* **STATED TASK**
Your task is to reproduce the entries below word for word.

(Extracted records)
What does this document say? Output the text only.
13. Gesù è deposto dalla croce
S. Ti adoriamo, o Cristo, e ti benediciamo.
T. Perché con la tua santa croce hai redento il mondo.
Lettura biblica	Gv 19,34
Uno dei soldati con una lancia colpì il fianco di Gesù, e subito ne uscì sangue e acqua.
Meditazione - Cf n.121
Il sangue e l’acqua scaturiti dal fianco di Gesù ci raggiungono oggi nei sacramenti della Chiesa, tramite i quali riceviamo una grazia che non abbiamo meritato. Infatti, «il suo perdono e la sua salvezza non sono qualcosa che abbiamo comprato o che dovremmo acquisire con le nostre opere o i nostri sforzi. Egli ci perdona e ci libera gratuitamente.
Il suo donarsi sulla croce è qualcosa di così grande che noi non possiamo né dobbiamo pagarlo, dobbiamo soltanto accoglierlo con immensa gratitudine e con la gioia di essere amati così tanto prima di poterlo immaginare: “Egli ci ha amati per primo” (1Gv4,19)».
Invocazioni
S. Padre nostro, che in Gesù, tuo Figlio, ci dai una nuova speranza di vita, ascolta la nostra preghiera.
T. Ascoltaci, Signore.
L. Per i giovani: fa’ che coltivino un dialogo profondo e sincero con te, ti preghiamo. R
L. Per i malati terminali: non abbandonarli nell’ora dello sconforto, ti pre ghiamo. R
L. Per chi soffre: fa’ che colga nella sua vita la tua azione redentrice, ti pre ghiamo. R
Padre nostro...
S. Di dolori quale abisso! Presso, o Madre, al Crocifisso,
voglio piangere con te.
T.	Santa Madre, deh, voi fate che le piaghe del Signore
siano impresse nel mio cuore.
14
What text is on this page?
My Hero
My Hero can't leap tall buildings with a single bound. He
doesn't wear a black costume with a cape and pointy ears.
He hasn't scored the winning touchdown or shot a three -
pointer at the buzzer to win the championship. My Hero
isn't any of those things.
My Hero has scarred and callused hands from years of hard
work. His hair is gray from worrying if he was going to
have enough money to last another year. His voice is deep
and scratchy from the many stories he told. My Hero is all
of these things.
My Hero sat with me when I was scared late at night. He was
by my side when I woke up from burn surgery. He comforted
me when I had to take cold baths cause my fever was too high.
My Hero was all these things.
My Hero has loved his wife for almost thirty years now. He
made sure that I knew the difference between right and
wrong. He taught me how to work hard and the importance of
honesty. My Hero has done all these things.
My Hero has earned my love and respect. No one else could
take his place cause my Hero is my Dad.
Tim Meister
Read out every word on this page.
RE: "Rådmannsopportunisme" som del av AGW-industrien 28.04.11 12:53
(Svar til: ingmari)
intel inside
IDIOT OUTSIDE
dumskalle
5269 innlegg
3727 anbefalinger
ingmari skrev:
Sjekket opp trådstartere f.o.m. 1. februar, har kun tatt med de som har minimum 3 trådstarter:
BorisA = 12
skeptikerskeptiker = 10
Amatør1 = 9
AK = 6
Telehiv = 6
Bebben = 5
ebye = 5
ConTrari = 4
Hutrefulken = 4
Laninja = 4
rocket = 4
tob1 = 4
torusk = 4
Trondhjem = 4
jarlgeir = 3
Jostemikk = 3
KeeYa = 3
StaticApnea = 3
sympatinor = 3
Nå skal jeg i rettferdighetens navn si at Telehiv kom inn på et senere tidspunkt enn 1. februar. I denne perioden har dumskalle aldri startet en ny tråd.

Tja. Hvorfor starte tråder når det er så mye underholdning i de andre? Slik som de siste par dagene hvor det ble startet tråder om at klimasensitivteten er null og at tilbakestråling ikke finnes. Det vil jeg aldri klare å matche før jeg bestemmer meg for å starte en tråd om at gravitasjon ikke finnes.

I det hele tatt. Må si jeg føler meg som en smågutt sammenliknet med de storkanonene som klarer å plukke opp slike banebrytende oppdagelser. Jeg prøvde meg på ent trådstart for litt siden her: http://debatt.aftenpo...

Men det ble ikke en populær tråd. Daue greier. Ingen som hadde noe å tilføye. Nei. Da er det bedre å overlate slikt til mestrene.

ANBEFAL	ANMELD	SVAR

* **ANSWER TO THE EXERCISE**
What does this document say? Output the text only.
13. Gesù è deposto dalla croce
S. Ti adoriamo, o Cristo, e ti benediciamo.
T. Perché con la tua santa croce hai redento il mondo.
Lettura biblica	Gv 19,34
Uno dei soldati con una lancia colpì il fianco di Gesù, e subito ne uscì sangue e acqua.
Meditazione - Cf n.121
Il sangue e l’acqua scaturiti dal fianco di Gesù ci raggiungono oggi nei sacramenti della Chiesa, tramite i quali riceviamo una grazia che non abbiamo meritato. Infatti, «il suo perdono e la sua salvezza non sono qualcosa che abbiamo comprato o che dovremmo acquisire con le nostre opere o i nostri sforzi. Egli ci perdona e ci libera gratuitamente.
Il suo donarsi sulla croce è qualcosa di così grande che noi non possiamo né dobbiamo pagarlo, dobbiamo soltanto accoglierlo con immensa gratitudine e con la gioia di essere amati così tanto prima di poterlo immaginare: “Egli ci ha amati per primo” (1Gv4,19)».
Invocazioni
S. Padre nostro, che in Gesù, tuo Figlio, ci dai una nuova speranza di vita, ascolta la nostra preghiera.
T. Ascoltaci, Signore.
L. Per i giovani: fa’ che coltivino un dialogo profondo e sincero con te, ti preghiamo. R
L. Per i malati terminali: non abbandonarli nell’ora dello sconforto, ti pre ghiamo. R
L. Per chi soffre: fa’ che colga nella sua vita la tua azione redentrice, ti pre ghiamo. R
Padre nostro...
S. Di dolori quale abisso! Presso, o Madre, al Crocifisso,
voglio piangere con te.
T.	Santa Madre, deh, voi fate che le piaghe del Signore
siano impresse nel mio cuore.
14
What text is on this page?
My Hero
My Hero can't leap tall buildings with a single bound. He
doesn't wear a black costume with a cape and pointy ears.
He hasn't scored the winning touchdown or shot a three -
pointer at the buzzer to win the championship. My Hero
isn't any of those things.
My Hero has scarred and callused hands from years of hard
work. His hair is gray from worrying if he was going to
have enough money to last another year. His voice is deep
and scratchy from the many stories he told. My Hero is all
of these things.
My Hero sat with me when I was scared late at night. He was
by my side when I woke up from burn surgery. He comforted
me when I had to take cold baths cause my fever was too high.
My Hero was all these things.
My Hero has loved his wife for almost thirty years now. He
made sure that I knew the difference between right and
wrong. He taught me how to work hard and the importance of
honesty. My Hero has done all these things.
My Hero has earned my love and respect. No one else could
take his place cause my Hero is my Dad.
Tim Meister
Read out every word on this page.
RE: "Rådmannsopportunisme" som del av AGW-industrien 28.04.11 12:53
(Svar til: ingmari)
intel inside
IDIOT OUTSIDE
dumskalle
5269 innlegg
3727 anbefalinger
ingmari skrev:
Sjekket opp trådstartere f.o.m. 1. februar, har kun tatt med de som har minimum 3 trådstarter:
BorisA = 12
skeptikerskeptiker = 10
Amatør1 = 9
AK = 6
Telehiv = 6
Bebben = 5
ebye = 5
ConTrari = 4
Hutrefulken = 4
Laninja = 4
rocket = 4
tob1 = 4
torusk = 4
Trondhjem = 4
jarlgeir = 3
Jostemikk = 3
KeeYa = 3
StaticApnea = 3
sympatinor = 3
Nå skal jeg i rettferdighetens navn si at Telehiv kom inn på et senere tidspunkt enn 1. februar. I denne perioden har dumskalle aldri startet en ny tråd.

Tja. Hvorfor starte tråder når det er så mye underholdning i de andre? Slik som de siste par dagene hvor det ble startet tråder om at klimasensitivteten er null og at tilbakestråling ikke finnes. Det vil jeg aldri klare å matche før jeg bestemmer meg for å starte en tråd om at gravitasjon ikke finnes.

I det hele tatt. Må si jeg føler meg som en smågutt sammenliknet med de storkanonene som klarer å plukke opp slike banebrytende oppdagelser. Jeg prøvde meg på ent trådstart for litt siden her: http://debatt.aftenpo...

Men det ble ikke en populær tråd. Daue greier. Ingen som hadde noe å tilføye. Nei. Da er det bedre å overlate slikt til mestrene.

ANBEFAL	ANMELD	SVAR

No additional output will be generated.